**DIRECTIONS FOR THIS TASK**
Extract each line of the records below that contains the word "ремонтов".

┄┄┄┄┄┄

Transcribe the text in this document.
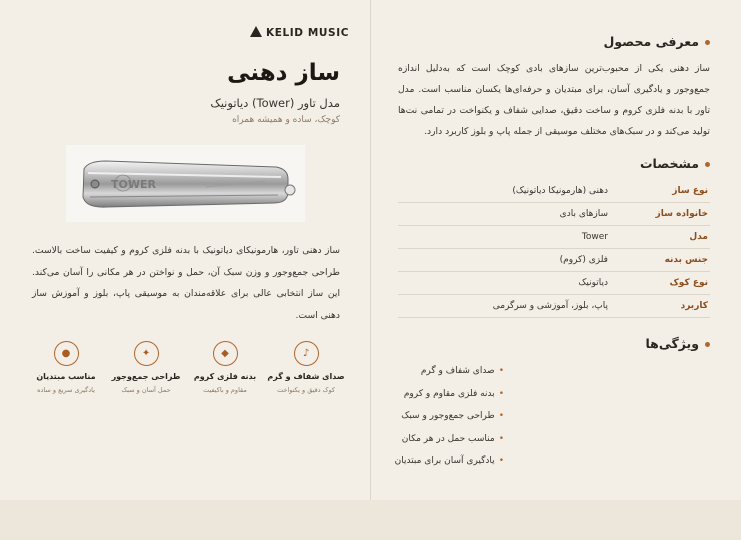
معرفی محصول
ساز دهنی یکی از محبوب‌ترین سازهای بادی کوچک است که به‌دلیل اندازه جمع‌وجور و یادگیری آسان، برای مبتدیان و حرفه‌ای‌ها یکسان مناسب است. مدل تاور با بدنه فلزی کروم و ساخت دقیق، صدایی شفاف و یکنواخت در تمامی نت‌ها تولید می‌کند و در سبک‌های مختلف موسیقی از جمله پاپ و بلوز کاربرد دارد.
مشخصات
نوع ساز	دهنی (هارمونیکا دیاتونیک)
خانواده ساز	سازهای بادی
مدل	Tower
جنس بدنه	فلزی (کروم)
نوع کوک	دیاتونیک
کاربرد	پاپ، بلوز، آموزشی و سرگرمی
ویژگی‌ها
•صدای شفاف و گرم
•بدنه فلزی مقاوم و کروم
•طراحی جمع‌وجور و سبک
•مناسب حمل در هر مکان
•یادگیری آسان برای مبتدیان
KELID MUSIC
ساز دهنی
مدل تاور (Tower) دیاتونیک
کوچک، ساده و همیشه همراه
TOWER
ساز دهنی تاور، هارمونیکای دیاتونیک با بدنه فلزی کروم و کیفیت ساخت بالاست. طراحی جمع‌وجور و وزن سبک آن، حمل و نواختن در هر مکانی را آسان می‌کند. این ساز انتخابی عالی برای علاقه‌مندان به موسیقی پاپ، بلوز و آموزش ساز دهنی است.
♪
صدای شفاف و گرم
کوک دقیق و یکنواخت
◆
بدنه فلزی کروم
مقاوم و باکیفیت
✦
طراحی جمع‌وجور
حمل آسان و سبک
●
مناسب مبتدیان
یادگیری سریع و ساده
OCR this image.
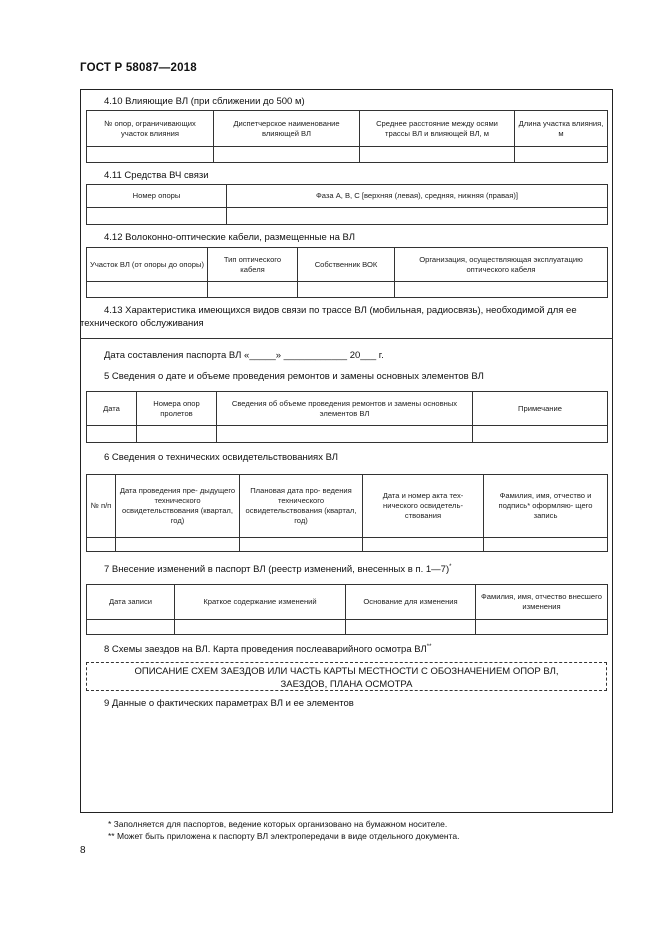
ГОСТ Р 58087—2018
4.10 Влияющие ВЛ (при сближении до 500 м)
№ опор, ограничивающих участок влияния	Диспетчерское наименование влияющей ВЛ	Среднее расстояние между осями трассы ВЛ и влияющей ВЛ, м	Длина участка влияния, м

4.11 Средства ВЧ связи
Номер опоры	Фаза А, В, С [верхняя (левая), средняя, нижняя (правая)]

4.12 Волоконно-оптические кабели, размещенные на ВЛ
Участок ВЛ (от опоры до опоры)	Тип оптического кабеля	Собственник ВОК	Организация, осуществляющая эксплуатацию оптического кабеля

4.13 Характеристика имеющихся видов связи по трассе ВЛ (мобильная, радиосвязь), необходимой для ее
технического обслуживания
Дата составления паспорта ВЛ «_____» ____________ 20___ г.
5 Сведения о дате и объеме проведения ремонтов и замены основных элементов ВЛ
Дата	Номера опор пролетов	Сведения об объеме проведения ремонтов и замены основных элементов ВЛ	Примечание

6 Сведения о технических освидетельствованиях ВЛ
№ п/п	Дата проведения пре- дыдущего технического освидетельствования (квартал, год)	Плановая дата про- ведения технического освидетельствования (квартал, год)	Дата и номер акта тех- нического освидетель- ствования	Фамилия, имя, отчество и подпись* оформляю- щего запись

7 Внесение изменений в паспорт ВЛ (реестр изменений, внесенных в п. 1—7)*
Дата записи	Краткое содержание изменений	Основание для изменения	Фамилия, имя, отчество внесшего изменения

8 Схемы заездов на ВЛ. Карта проведения послеаварийного осмотра ВЛ**
ОПИСАНИЕ СХЕМ ЗАЕЗДОВ ИЛИ ЧАСТЬ КАРТЫ МЕСТНОСТИ С ОБОЗНАЧЕНИЕМ ОПОР ВЛ,
ЗАЕЗДОВ, ПЛАНА ОСМОТРА
9 Данные о фактических параметрах ВЛ и ее элементов
* Заполняется для паспортов, ведение которых организовано на бумажном носителе.
** Может быть приложена к паспорту ВЛ электропередачи в виде отдельного документа.
8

┄┄┄┄┄┄

**RESULT**
5 Сведения о дате и объеме проведения ремонтов и замены основных элементов ВЛ
Дата	Номера опор пролетов	Сведения об объеме проведения ремонтов и замены основных элементов ВЛ	Примечание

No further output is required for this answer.